* WORK TO DO *
All the entries need to be quoted exactly, apart from the pictures, which you should drop.

* SOURCE DATA *
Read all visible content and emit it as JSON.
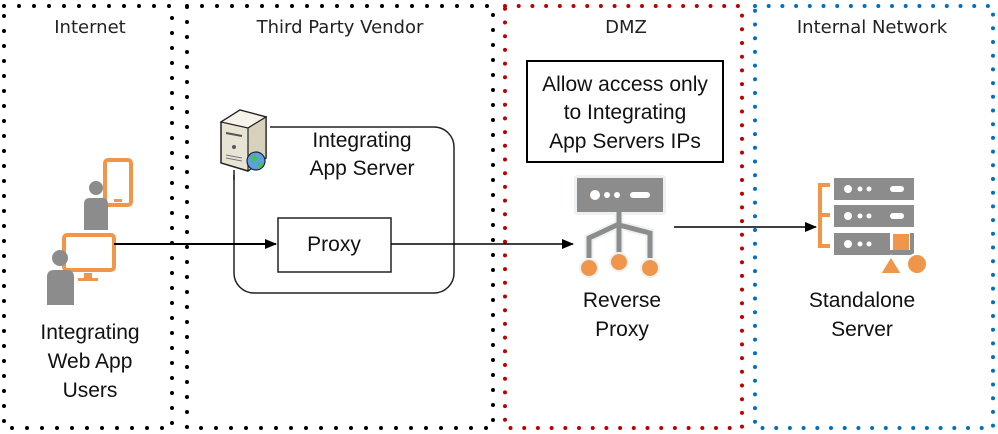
{
  "zones": [
    {
      "id": "internet",
      "title": "Internet",
      "border_color": "#000000"
    },
    {
      "id": "vendor",
      "title": "Third Party Vendor",
      "border_color": "#000000"
    },
    {
      "id": "dmz",
      "title": "DMZ",
      "border_color": "#c00000"
    },
    {
      "id": "internal",
      "title": "Internal Network",
      "border_color": "#0070c0"
    }
  ],
  "nodes": {
    "users": {
      "label_lines": [
        "Integrating",
        "Web App",
        "Users"
      ],
      "icon": "users-devices-icon"
    },
    "app_server": {
      "label_lines": [
        "Integrating",
        "App Server"
      ],
      "icon": "web-server-icon"
    },
    "proxy": {
      "label": "Proxy"
    },
    "policy_note": {
      "label_lines": [
        "Allow access only",
        "to Integrating",
        "App Servers IPs"
      ]
    },
    "reverse_proxy": {
      "label_lines": [
        "Reverse",
        "Proxy"
      ],
      "icon": "reverse-proxy-icon"
    },
    "standalone_server": {
      "label_lines": [
        "Standalone",
        "Server"
      ],
      "icon": "server-stack-icon"
    }
  },
  "edges": [
    {
      "from": "users",
      "to": "proxy"
    },
    {
      "from": "proxy",
      "to": "reverse_proxy"
    },
    {
      "from": "reverse_proxy",
      "to": "standalone_server"
    }
  ],
  "colors": {
    "accent_orange": "#f0964a",
    "icon_gray": "#8c8c8c",
    "dmz_red": "#c00000",
    "internal_blue": "#0070c0"
  }
}
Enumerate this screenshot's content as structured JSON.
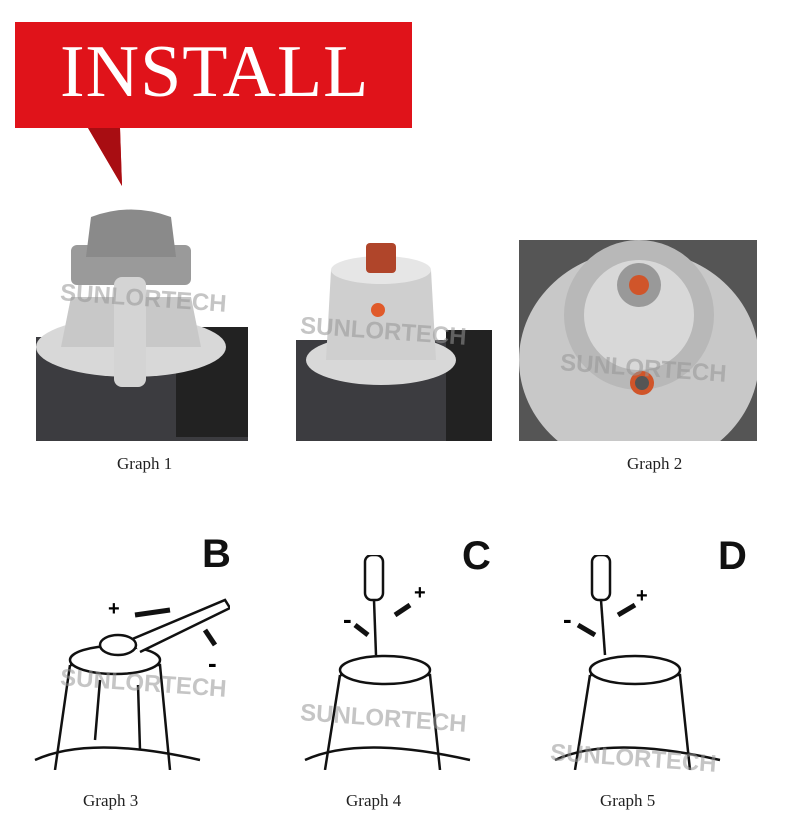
{
  "banner": {
    "title": "INSTALL",
    "color": "#e0131a"
  },
  "watermark": "SUNLORTECH",
  "photos": [
    {
      "caption": "Graph 1"
    },
    {
      "caption": "Graph 2"
    }
  ],
  "drawings": [
    {
      "letter": "B",
      "caption": "Graph 3",
      "plus": "+",
      "minus": "-"
    },
    {
      "letter": "C",
      "caption": "Graph 4",
      "plus": "+",
      "minus": "-"
    },
    {
      "letter": "D",
      "caption": "Graph 5",
      "plus": "+",
      "minus": "-"
    }
  ]
}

* EXERCISE RESULT *
Read all visible content and emit it as JSON.
{
  "zones": [
    {
      "id": "internet",
      "title": "Internet",
      "border_color": "#000000"
    },
    {
      "id": "vendor",
      "title": "Third Party Vendor",
      "border_color": "#000000"
    },
    {
      "id": "dmz",
      "title": "DMZ",
      "border_color": "#c00000"
    },
    {
      "id": "internal",
      "title": "Internal Network",
      "border_color": "#0070c0"
    }
  ],
  "nodes": {
    "users": {
      "label_lines": [
        "Integrating",
        "Web App",
        "Users"
      ],
      "icon": "users-devices-icon"
    },
    "app_server": {
      "label_lines": [
        "Integrating",
        "App Server"
      ],
      "icon": "web-server-icon"
    },
    "proxy": {
      "label": "Proxy"
    },
    "policy_note": {
      "label_lines": [
        "Allow access only",
        "to Integrating",
        "App Servers IPs"
      ]
    },
    "reverse_proxy": {
      "label_lines": [
        "Reverse",
        "Proxy"
      ],
      "icon": "reverse-proxy-icon"
    },
    "standalone_server": {
      "label_lines": [
        "Standalone",
        "Server"
      ],
      "icon": "server-stack-icon"
    }
  },
  "edges": [
    {
      "from": "users",
      "to": "proxy"
    },
    {
      "from": "proxy",
      "to": "reverse_proxy"
    },
    {
      "from": "reverse_proxy",
      "to": "standalone_server"
    }
  ],
  "colors": {
    "accent_orange": "#f0964a",
    "icon_gray": "#8c8c8c",
    "dmz_red": "#c00000",
    "internal_blue": "#0070c0"
  }
}
Enumerate this screenshot's content as structured JSON.
{
  "banner": {
    "title": "INSTALL",
    "color": "#e0131a"
  },
  "watermark": "SUNLORTECH",
  "photos": [
    {
      "caption": "Graph 1"
    },
    {
      "caption": "Graph 2"
    }
  ],
  "drawings": [
    {
      "letter": "B",
      "caption": "Graph 3",
      "plus": "+",
      "minus": "-"
    },
    {
      "letter": "C",
      "caption": "Graph 4",
      "plus": "+",
      "minus": "-"
    },
    {
      "letter": "D",
      "caption": "Graph 5",
      "plus": "+",
      "minus": "-"
    }
  ]
}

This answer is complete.